WHAT YOU HAVE TO DO: Collect the lines of the entries where "dias" shows up.

MATERIAL FOR THIS TASK:
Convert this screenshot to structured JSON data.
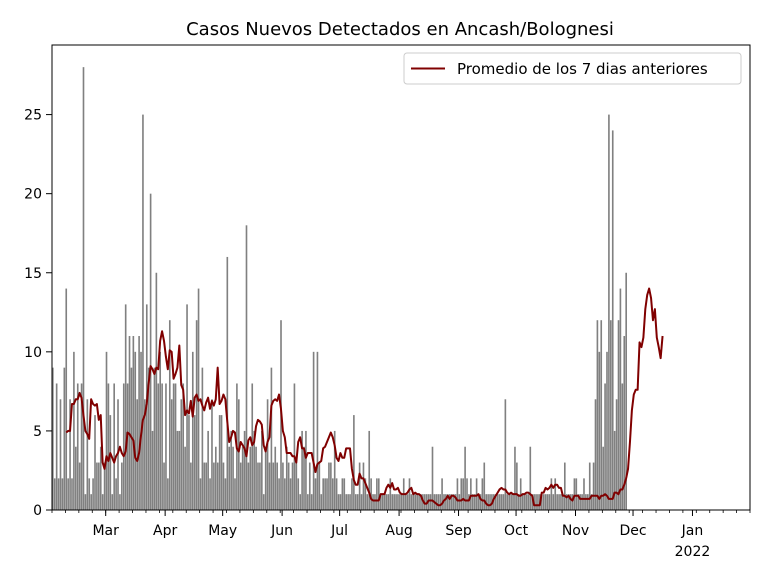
{
  "chart_data": {
    "type": "bar",
    "title": "Casos Nuevos Detectados en Ancash/Bolognesi",
    "xlabel": "",
    "ylabel": "",
    "ylim": [
      0,
      29.4
    ],
    "x_range": [
      "2021-02-01",
      "2022-01-31"
    ],
    "y_ticks": [
      0,
      5,
      10,
      15,
      20,
      25
    ],
    "x_ticks": [
      {
        "date": "2021-03-01",
        "label": "Mar"
      },
      {
        "date": "2021-04-01",
        "label": "Apr"
      },
      {
        "date": "2021-05-01",
        "label": "May"
      },
      {
        "date": "2021-06-01",
        "label": "Jun"
      },
      {
        "date": "2021-07-01",
        "label": "Jul"
      },
      {
        "date": "2021-08-01",
        "label": "Aug"
      },
      {
        "date": "2021-09-01",
        "label": "Sep"
      },
      {
        "date": "2021-10-01",
        "label": "Oct"
      },
      {
        "date": "2021-11-01",
        "label": "Nov"
      },
      {
        "date": "2021-12-01",
        "label": "Dec"
      },
      {
        "date": "2022-01-01",
        "label": "Jan",
        "sublabel": "2022"
      }
    ],
    "grid": false,
    "legend": {
      "position": "top-right",
      "entries": [
        "Promedio de los 7 dias anteriores"
      ]
    },
    "bar_color": "#808080",
    "line_color": "#800000",
    "series": [
      {
        "type": "bar",
        "start_date": "2021-02-01",
        "values": [
          9,
          2,
          8,
          2,
          7,
          2,
          9,
          14,
          2,
          7,
          2,
          10,
          4,
          8,
          3,
          8,
          28,
          1,
          7,
          2,
          1,
          2,
          6,
          3,
          3,
          4,
          1,
          3,
          10,
          8,
          6,
          1,
          8,
          2,
          7,
          1,
          3,
          8,
          13,
          8,
          11,
          9,
          11,
          10,
          7,
          11,
          10,
          25,
          7,
          13,
          9,
          20,
          5,
          9,
          15,
          8,
          10,
          8,
          3,
          8,
          2,
          12,
          7,
          8,
          8,
          5,
          5,
          7,
          8,
          4,
          13,
          6,
          3,
          10,
          6,
          12,
          14,
          2,
          9,
          3,
          3,
          5,
          2,
          7,
          3,
          4,
          3,
          6,
          6,
          3,
          2,
          16,
          4,
          5,
          4,
          2,
          8,
          7,
          3,
          4,
          5,
          18,
          3,
          4,
          8,
          5,
          4,
          3,
          3,
          5,
          1,
          4,
          7,
          3,
          9,
          3,
          4,
          3,
          2,
          12,
          3,
          2,
          4,
          3,
          2,
          3,
          8,
          3,
          2,
          1,
          5,
          4,
          5,
          1,
          3,
          1,
          10,
          2,
          10,
          3,
          1,
          2,
          2,
          2,
          3,
          3,
          2,
          5,
          2,
          1,
          1,
          2,
          2,
          1,
          1,
          1,
          2,
          6,
          1,
          1,
          3,
          1,
          3,
          2,
          1,
          5,
          2,
          1,
          1,
          2,
          2,
          1,
          1,
          1,
          1,
          1,
          2,
          1,
          1,
          1,
          1,
          1,
          1,
          2,
          1,
          1,
          2,
          1,
          1,
          1,
          1,
          1,
          1,
          1,
          1,
          1,
          1,
          1,
          4,
          1,
          1,
          1,
          1,
          2,
          1,
          1,
          1,
          1,
          1,
          1,
          1,
          2,
          1,
          2,
          2,
          4,
          2,
          1,
          2,
          1,
          1,
          2,
          1,
          1,
          2,
          3,
          1,
          1,
          1,
          1,
          1,
          1,
          1,
          1,
          1,
          1,
          7,
          1,
          1,
          1,
          1,
          4,
          3,
          1,
          2,
          1,
          1,
          1,
          1,
          4,
          1,
          1,
          1,
          1,
          1,
          1,
          1,
          1,
          1,
          1,
          2,
          1,
          2,
          1,
          1,
          1,
          1,
          3,
          1,
          1,
          1,
          1,
          2,
          2,
          1,
          1,
          1,
          2,
          1,
          1,
          3,
          1,
          3,
          7,
          12,
          10,
          12,
          4,
          8,
          10,
          25,
          12,
          24,
          5,
          7,
          12,
          14,
          8,
          11,
          15
        ],
        "_note_removed": true
      },
      {
        "type": "line",
        "name": "Promedio de los 7 dias anteriores",
        "start_date": "2021-02-08",
        "values": [
          4.9,
          5.0,
          5.0,
          6.7,
          6.7,
          7.0,
          7.0,
          7.4,
          7.1,
          6.0,
          5.0,
          4.8,
          4.5,
          7.0,
          6.7,
          6.6,
          6.7,
          5.7,
          6.0,
          3.0,
          2.6,
          3.4,
          3.1,
          3.6,
          3.3,
          3.0,
          3.4,
          3.6,
          4.0,
          3.6,
          3.4,
          3.7,
          4.9,
          4.8,
          4.6,
          4.4,
          3.3,
          3.1,
          3.6,
          4.7,
          5.7,
          6.0,
          6.7,
          8.0,
          9.1,
          8.9,
          8.6,
          9.0,
          8.9,
          10.7,
          11.3,
          10.7,
          9.7,
          8.9,
          10.1,
          10.0,
          8.3,
          8.6,
          9.0,
          10.4,
          7.9,
          7.6,
          6.0,
          6.3,
          6.1,
          6.9,
          5.9,
          7.1,
          7.3,
          6.9,
          7.0,
          6.6,
          6.3,
          6.8,
          7.1,
          6.4,
          6.9,
          6.6,
          7.0,
          9.0,
          6.7,
          6.9,
          7.3,
          7.0,
          5.6,
          4.3,
          4.6,
          5.0,
          4.9,
          3.9,
          3.7,
          4.3,
          4.1,
          3.9,
          3.4,
          4.4,
          4.6,
          4.1,
          4.3,
          5.3,
          5.7,
          5.6,
          5.4,
          4.1,
          3.7,
          4.3,
          4.6,
          6.6,
          6.9,
          7.0,
          6.9,
          7.3,
          6.4,
          5.0,
          4.6,
          3.6,
          3.6,
          3.6,
          3.4,
          3.4,
          3.0,
          4.3,
          4.6,
          3.9,
          3.9,
          3.3,
          3.6,
          3.6,
          3.6,
          3.0,
          2.4,
          2.9,
          3.0,
          3.1,
          3.9,
          4.0,
          4.3,
          4.6,
          4.9,
          4.6,
          4.1,
          3.3,
          3.1,
          3.6,
          3.3,
          3.3,
          3.9,
          3.9,
          3.9,
          2.6,
          1.9,
          1.6,
          1.6,
          2.3,
          2.0,
          2.0,
          1.7,
          1.4,
          1.1,
          0.7,
          0.6,
          0.6,
          0.6,
          0.6,
          1.0,
          1.0,
          1.0,
          1.4,
          1.6,
          1.4,
          1.7,
          1.3,
          1.3,
          1.4,
          1.1,
          1.0,
          1.0,
          1.0,
          1.1,
          1.3,
          1.4,
          1.0,
          1.1,
          1.0,
          1.0,
          0.9,
          0.6,
          0.4,
          0.4,
          0.6,
          0.6,
          0.6,
          0.5,
          0.4,
          0.3,
          0.3,
          0.4,
          0.6,
          0.7,
          0.9,
          0.7,
          0.9,
          0.9,
          0.8,
          0.6,
          0.6,
          0.6,
          0.7,
          0.6,
          0.6,
          0.6,
          0.9,
          0.9,
          0.9,
          0.9,
          1.0,
          0.7,
          0.6,
          0.6,
          0.4,
          0.3,
          0.3,
          0.4,
          0.7,
          0.9,
          1.1,
          1.3,
          1.4,
          1.3,
          1.3,
          1.1,
          1.0,
          1.1,
          1.0,
          1.0,
          1.0,
          0.9,
          0.9,
          1.0,
          1.0,
          1.1,
          1.1,
          1.0,
          0.9,
          0.3,
          0.3,
          0.3,
          0.3,
          1.1,
          1.1,
          1.4,
          1.3,
          1.4,
          1.6,
          1.4,
          1.6,
          1.6,
          1.4,
          1.4,
          0.9,
          0.9,
          0.8,
          0.9,
          0.7,
          0.6,
          0.9,
          0.9,
          0.9,
          0.7,
          0.7,
          0.7,
          0.7,
          0.7,
          0.7,
          0.9,
          0.9,
          0.9,
          0.9,
          0.7,
          0.9,
          0.9,
          1.0,
          0.9,
          0.7,
          0.7,
          0.7,
          1.1,
          1.1,
          1.0,
          1.3,
          1.3,
          1.6,
          2.0,
          2.6,
          4.3,
          6.3,
          7.3,
          7.6,
          7.6,
          10.6,
          10.3,
          10.9,
          12.7,
          13.6,
          14.0,
          13.4,
          12.0,
          12.7,
          10.9,
          10.3,
          9.6,
          11.0
        ]
      }
    ]
  }
}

EXERCISE RESPONSE:
        "Promedio de los 7 dias anteriores"
        "name": "Promedio de los 7 dias anteriores",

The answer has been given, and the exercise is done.